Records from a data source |
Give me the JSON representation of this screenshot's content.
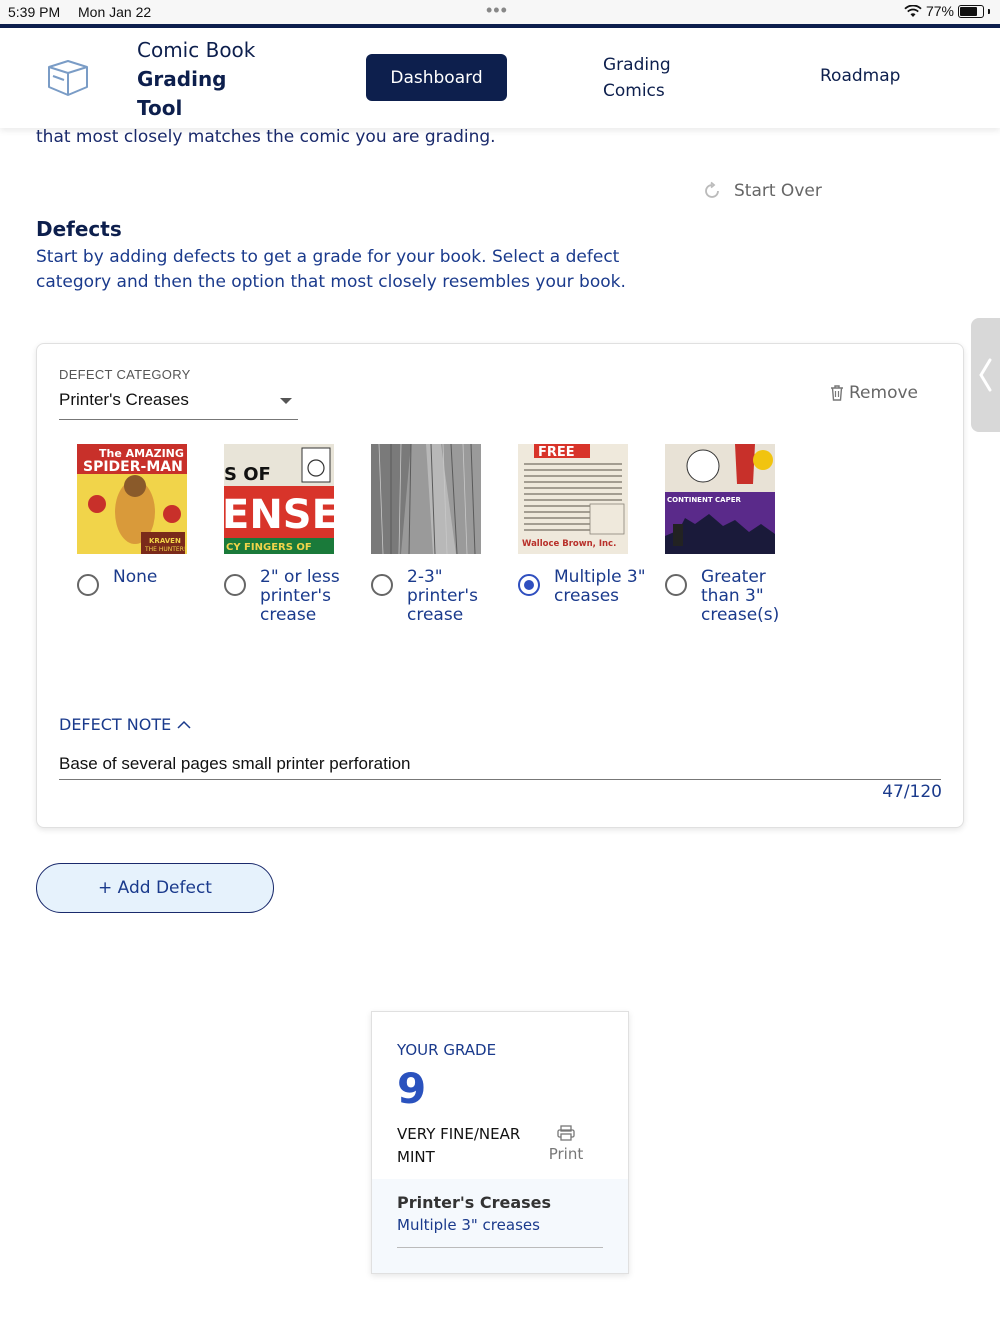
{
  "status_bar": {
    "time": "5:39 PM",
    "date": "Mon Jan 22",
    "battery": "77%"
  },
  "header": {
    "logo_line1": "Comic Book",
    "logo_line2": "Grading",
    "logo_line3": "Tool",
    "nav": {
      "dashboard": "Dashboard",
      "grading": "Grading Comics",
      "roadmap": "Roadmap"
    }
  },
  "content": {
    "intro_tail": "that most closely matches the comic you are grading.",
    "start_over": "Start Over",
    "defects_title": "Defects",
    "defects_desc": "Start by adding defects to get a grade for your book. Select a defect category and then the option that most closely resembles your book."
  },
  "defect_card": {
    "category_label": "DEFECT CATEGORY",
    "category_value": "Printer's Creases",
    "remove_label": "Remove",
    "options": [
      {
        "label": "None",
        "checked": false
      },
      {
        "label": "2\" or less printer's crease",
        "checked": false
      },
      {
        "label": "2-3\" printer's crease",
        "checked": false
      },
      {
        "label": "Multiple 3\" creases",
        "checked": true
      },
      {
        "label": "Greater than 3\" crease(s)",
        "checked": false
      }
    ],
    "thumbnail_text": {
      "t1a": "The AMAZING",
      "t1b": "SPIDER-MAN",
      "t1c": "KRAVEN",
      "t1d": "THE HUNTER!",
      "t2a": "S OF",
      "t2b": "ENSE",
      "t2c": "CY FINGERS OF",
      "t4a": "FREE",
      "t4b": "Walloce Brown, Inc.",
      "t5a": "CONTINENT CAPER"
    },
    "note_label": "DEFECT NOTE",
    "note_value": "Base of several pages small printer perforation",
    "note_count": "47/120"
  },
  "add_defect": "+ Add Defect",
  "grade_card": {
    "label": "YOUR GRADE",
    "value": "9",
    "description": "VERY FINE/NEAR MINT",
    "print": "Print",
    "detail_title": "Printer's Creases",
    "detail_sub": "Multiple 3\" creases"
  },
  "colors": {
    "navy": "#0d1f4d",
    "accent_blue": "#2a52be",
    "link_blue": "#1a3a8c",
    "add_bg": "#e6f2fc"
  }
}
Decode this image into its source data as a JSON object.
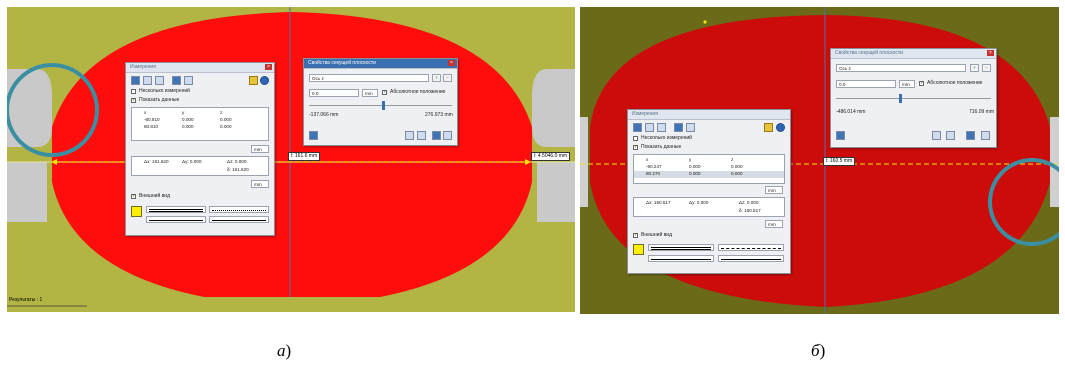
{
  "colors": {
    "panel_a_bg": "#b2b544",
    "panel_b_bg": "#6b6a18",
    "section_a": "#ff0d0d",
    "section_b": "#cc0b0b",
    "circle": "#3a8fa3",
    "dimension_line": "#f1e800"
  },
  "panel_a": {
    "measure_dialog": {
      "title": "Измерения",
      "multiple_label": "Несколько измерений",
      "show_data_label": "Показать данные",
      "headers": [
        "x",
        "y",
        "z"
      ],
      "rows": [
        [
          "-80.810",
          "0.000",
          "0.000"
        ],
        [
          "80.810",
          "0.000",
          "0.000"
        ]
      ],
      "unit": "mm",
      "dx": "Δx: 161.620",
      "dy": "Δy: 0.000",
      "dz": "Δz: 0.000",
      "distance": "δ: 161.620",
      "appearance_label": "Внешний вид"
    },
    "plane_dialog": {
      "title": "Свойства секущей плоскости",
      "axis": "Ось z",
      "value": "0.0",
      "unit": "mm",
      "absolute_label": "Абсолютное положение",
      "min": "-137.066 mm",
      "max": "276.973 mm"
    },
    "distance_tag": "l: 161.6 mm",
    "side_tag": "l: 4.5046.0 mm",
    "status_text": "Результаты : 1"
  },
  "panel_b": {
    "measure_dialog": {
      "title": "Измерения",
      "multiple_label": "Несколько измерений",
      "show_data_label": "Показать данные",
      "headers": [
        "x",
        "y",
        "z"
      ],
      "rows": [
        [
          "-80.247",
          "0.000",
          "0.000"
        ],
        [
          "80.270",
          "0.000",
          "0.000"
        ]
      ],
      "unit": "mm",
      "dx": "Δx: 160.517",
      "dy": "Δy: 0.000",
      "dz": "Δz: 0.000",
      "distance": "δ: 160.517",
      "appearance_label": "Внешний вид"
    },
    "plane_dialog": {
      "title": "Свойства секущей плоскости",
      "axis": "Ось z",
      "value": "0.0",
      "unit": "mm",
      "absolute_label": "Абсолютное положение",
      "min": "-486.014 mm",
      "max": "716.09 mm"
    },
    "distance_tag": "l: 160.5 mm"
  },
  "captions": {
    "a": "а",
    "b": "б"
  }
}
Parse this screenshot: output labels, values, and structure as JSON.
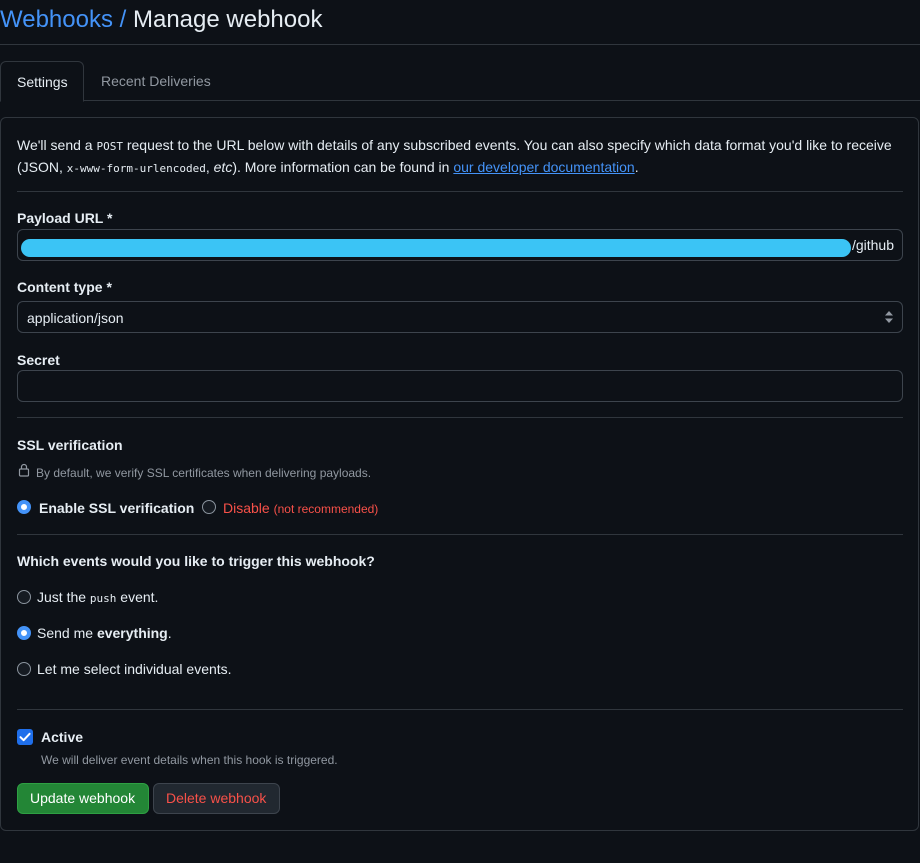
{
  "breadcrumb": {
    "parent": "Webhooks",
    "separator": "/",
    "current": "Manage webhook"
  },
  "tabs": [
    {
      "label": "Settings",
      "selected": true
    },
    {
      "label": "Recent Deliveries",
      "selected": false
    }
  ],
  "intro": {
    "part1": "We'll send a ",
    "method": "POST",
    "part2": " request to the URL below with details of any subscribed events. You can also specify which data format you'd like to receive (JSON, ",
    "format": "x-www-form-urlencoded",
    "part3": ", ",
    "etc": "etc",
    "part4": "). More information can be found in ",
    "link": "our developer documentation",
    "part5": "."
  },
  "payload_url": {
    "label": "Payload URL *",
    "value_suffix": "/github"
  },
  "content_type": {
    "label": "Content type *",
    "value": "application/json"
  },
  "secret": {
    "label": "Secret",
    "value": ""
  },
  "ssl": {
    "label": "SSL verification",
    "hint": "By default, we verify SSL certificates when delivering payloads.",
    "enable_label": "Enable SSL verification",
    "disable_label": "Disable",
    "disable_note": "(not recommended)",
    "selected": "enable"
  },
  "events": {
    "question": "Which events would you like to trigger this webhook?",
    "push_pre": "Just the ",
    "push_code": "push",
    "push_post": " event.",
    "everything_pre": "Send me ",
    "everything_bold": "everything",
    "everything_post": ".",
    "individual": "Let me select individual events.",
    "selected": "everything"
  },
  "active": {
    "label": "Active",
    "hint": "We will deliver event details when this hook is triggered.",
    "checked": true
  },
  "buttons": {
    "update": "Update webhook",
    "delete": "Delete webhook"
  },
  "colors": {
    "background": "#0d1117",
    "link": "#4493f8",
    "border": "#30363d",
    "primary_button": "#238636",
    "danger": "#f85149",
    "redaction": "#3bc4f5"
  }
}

WHAT YOU HAVE TO DO | Review the material and copy each line in which the word "that" appears.

RESULT OF THIS TASK |
    "intro_tail": "that most closely matches the comic you are grading.",
    "defects_desc": "Start by adding defects to get a grade for your book. Select a defect category and then the option that most closely resembles your book."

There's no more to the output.